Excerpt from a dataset
┄┄┄┄┄┄┄┄┄┄┄┄┄┄┄┄┄┄┄┄

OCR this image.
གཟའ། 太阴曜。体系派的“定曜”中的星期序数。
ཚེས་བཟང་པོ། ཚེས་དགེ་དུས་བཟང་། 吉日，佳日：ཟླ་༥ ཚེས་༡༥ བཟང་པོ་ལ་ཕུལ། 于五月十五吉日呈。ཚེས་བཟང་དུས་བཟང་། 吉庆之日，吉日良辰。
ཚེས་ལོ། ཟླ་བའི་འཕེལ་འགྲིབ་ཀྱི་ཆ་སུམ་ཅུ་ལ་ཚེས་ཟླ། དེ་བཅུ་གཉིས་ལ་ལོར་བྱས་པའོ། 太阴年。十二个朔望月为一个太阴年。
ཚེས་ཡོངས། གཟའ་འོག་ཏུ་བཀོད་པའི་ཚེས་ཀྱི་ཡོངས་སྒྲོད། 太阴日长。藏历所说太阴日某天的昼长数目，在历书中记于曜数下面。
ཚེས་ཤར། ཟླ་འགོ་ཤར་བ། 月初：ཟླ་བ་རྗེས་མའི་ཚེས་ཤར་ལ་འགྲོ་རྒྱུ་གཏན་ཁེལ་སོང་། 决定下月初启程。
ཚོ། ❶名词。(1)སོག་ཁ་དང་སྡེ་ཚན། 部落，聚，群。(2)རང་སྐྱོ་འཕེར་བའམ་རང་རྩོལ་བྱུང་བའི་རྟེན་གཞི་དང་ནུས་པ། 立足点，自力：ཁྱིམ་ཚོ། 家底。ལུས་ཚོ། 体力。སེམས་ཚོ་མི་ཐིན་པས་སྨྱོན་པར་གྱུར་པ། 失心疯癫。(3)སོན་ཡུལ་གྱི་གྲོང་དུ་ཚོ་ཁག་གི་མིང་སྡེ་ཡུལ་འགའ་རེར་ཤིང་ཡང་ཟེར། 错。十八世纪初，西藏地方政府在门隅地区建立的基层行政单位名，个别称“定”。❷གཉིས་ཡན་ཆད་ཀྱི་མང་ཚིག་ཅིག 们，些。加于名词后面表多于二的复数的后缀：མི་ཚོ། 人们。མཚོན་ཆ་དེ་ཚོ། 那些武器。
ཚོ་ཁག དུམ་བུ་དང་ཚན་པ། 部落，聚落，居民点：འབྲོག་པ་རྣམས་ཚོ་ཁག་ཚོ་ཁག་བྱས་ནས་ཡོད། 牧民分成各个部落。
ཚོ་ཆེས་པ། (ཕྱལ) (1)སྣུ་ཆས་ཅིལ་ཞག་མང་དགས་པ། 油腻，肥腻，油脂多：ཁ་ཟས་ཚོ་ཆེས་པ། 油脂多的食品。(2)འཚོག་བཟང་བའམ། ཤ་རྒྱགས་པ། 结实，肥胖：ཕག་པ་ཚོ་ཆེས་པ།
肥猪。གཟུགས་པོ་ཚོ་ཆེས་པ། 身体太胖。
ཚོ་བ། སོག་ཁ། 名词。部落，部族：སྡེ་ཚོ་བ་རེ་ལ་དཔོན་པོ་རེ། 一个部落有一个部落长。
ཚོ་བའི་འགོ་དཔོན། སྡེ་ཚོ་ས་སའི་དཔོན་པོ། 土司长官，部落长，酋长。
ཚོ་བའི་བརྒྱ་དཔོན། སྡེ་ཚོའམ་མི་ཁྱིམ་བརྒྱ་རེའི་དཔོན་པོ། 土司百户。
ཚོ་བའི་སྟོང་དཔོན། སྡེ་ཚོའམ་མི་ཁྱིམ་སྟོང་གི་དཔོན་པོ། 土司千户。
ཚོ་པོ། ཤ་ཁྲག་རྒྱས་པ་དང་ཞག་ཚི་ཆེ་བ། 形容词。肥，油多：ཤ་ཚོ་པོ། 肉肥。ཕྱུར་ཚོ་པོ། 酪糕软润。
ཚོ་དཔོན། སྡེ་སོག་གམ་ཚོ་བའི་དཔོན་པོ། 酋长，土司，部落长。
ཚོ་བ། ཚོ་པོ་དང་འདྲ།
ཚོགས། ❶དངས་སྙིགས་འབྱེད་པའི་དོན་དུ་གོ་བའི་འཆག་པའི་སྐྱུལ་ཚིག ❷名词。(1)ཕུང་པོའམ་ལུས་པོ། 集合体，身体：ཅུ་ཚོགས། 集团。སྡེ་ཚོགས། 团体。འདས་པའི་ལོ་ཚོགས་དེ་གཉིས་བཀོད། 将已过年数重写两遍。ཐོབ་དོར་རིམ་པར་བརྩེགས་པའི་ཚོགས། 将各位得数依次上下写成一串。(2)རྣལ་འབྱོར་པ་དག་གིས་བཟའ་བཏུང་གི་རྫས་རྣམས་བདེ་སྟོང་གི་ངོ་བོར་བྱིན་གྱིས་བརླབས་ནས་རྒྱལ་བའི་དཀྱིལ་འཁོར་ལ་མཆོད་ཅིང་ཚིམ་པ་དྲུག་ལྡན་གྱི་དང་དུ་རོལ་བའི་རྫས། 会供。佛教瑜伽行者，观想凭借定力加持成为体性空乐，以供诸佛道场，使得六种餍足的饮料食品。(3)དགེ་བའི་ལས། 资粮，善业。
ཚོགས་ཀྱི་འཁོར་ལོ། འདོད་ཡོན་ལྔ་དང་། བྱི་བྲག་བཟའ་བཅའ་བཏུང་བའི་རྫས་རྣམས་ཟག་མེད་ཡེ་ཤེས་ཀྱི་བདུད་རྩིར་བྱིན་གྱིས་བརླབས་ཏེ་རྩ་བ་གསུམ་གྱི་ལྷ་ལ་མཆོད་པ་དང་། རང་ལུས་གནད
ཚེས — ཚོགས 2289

┄┄┄┄┄┄┄┄┄┄┄┄┄┄┄┄┄┄┄┄

Copy out the full set of records precisely, leaving nothing out.

__Result of the exercise__:
OCR this image.
གཟའ། 太阴曜。体系派的“定曜”中的星期序数。
ཚེས་བཟང་པོ། ཚེས་དགེ་དུས་བཟང་། 吉日，佳日：ཟླ་༥ ཚེས་༡༥ བཟང་པོ་ལ་ཕུལ། 于五月十五吉日呈。ཚེས་བཟང་དུས་བཟང་། 吉庆之日，吉日良辰。
ཚེས་ལོ། ཟླ་བའི་འཕེལ་འགྲིབ་ཀྱི་ཆ་སུམ་ཅུ་ལ་ཚེས་ཟླ། དེ་བཅུ་གཉིས་ལ་ལོར་བྱས་པའོ། 太阴年。十二个朔望月为一个太阴年。
ཚེས་ཡོངས། གཟའ་འོག་ཏུ་བཀོད་པའི་ཚེས་ཀྱི་ཡོངས་སྒྲོད། 太阴日长。藏历所说太阴日某天的昼长数目，在历书中记于曜数下面。
ཚེས་ཤར། ཟླ་འགོ་ཤར་བ། 月初：ཟླ་བ་རྗེས་མའི་ཚེས་ཤར་ལ་འགྲོ་རྒྱུ་གཏན་ཁེལ་སོང་། 决定下月初启程。
ཚོ། ❶名词。(1)སོག་ཁ་དང་སྡེ་ཚན། 部落，聚，群。(2)རང་སྐྱོ་འཕེར་བའམ་རང་རྩོལ་བྱུང་བའི་རྟེན་གཞི་དང་ནུས་པ། 立足点，自力：ཁྱིམ་ཚོ། 家底。ལུས་ཚོ། 体力。སེམས་ཚོ་མི་ཐིན་པས་སྨྱོན་པར་གྱུར་པ། 失心疯癫。(3)སོན་ཡུལ་གྱི་གྲོང་དུ་ཚོ་ཁག་གི་མིང་སྡེ་ཡུལ་འགའ་རེར་ཤིང་ཡང་ཟེར། 错。十八世纪初，西藏地方政府在门隅地区建立的基层行政单位名，个别称“定”。❷གཉིས་ཡན་ཆད་ཀྱི་མང་ཚིག་ཅིག 们，些。加于名词后面表多于二的复数的后缀：མི་ཚོ། 人们。མཚོན་ཆ་དེ་ཚོ། 那些武器。
ཚོ་ཁག དུམ་བུ་དང་ཚན་པ། 部落，聚落，居民点：འབྲོག་པ་རྣམས་ཚོ་ཁག་ཚོ་ཁག་བྱས་ནས་ཡོད། 牧民分成各个部落。
ཚོ་ཆེས་པ། (ཕྱལ) (1)སྣུ་ཆས་ཅིལ་ཞག་མང་དགས་པ། 油腻，肥腻，油脂多：ཁ་ཟས་ཚོ་ཆེས་པ། 油脂多的食品。(2)འཚོག་བཟང་བའམ། ཤ་རྒྱགས་པ། 结实，肥胖：ཕག་པ་ཚོ་ཆེས་པ།
肥猪。གཟུགས་པོ་ཚོ་ཆེས་པ། 身体太胖。
ཚོ་བ། སོག་ཁ། 名词。部落，部族：སྡེ་ཚོ་བ་རེ་ལ་དཔོན་པོ་རེ། 一个部落有一个部落长。
ཚོ་བའི་འགོ་དཔོན། སྡེ་ཚོ་ས་སའི་དཔོན་པོ། 土司长官，部落长，酋长。
ཚོ་བའི་བརྒྱ་དཔོན། སྡེ་ཚོའམ་མི་ཁྱིམ་བརྒྱ་རེའི་དཔོན་པོ། 土司百户。
ཚོ་བའི་སྟོང་དཔོན། སྡེ་ཚོའམ་མི་ཁྱིམ་སྟོང་གི་དཔོན་པོ། 土司千户。
ཚོ་པོ། ཤ་ཁྲག་རྒྱས་པ་དང་ཞག་ཚི་ཆེ་བ། 形容词。肥，油多：ཤ་ཚོ་པོ། 肉肥。ཕྱུར་ཚོ་པོ། 酪糕软润。
ཚོ་དཔོན། སྡེ་སོག་གམ་ཚོ་བའི་དཔོན་པོ། 酋长，土司，部落长。
ཚོ་བ། ཚོ་པོ་དང་འདྲ།
ཚོགས། ❶དངས་སྙིགས་འབྱེད་པའི་དོན་དུ་གོ་བའི་འཆག་པའི་སྐྱུལ་ཚིག ❷名词。(1)ཕུང་པོའམ་ལུས་པོ། 集合体，身体：ཅུ་ཚོགས། 集团。སྡེ་ཚོགས། 团体。འདས་པའི་ལོ་ཚོགས་དེ་གཉིས་བཀོད། 将已过年数重写两遍。ཐོབ་དོར་རིམ་པར་བརྩེགས་པའི་ཚོགས། 将各位得数依次上下写成一串。(2)རྣལ་འབྱོར་པ་དག་གིས་བཟའ་བཏུང་གི་རྫས་རྣམས་བདེ་སྟོང་གི་ངོ་བོར་བྱིན་གྱིས་བརླབས་ནས་རྒྱལ་བའི་དཀྱིལ་འཁོར་ལ་མཆོད་ཅིང་ཚིམ་པ་དྲུག་ལྡན་གྱི་དང་དུ་རོལ་བའི་རྫས། 会供。佛教瑜伽行者，观想凭借定力加持成为体性空乐，以供诸佛道场，使得六种餍足的饮料食品。(3)དགེ་བའི་ལས། 资粮，善业。
ཚོགས་ཀྱི་འཁོར་ལོ། འདོད་ཡོན་ལྔ་དང་། བྱི་བྲག་བཟའ་བཅའ་བཏུང་བའི་རྫས་རྣམས་ཟག་མེད་ཡེ་ཤེས་ཀྱི་བདུད་རྩིར་བྱིན་གྱིས་བརླབས་ཏེ་རྩ་བ་གསུམ་གྱི་ལྷ་ལ་མཆོད་པ་དང་། རང་ལུས་གནད
ཚེས — ཚོགས 2289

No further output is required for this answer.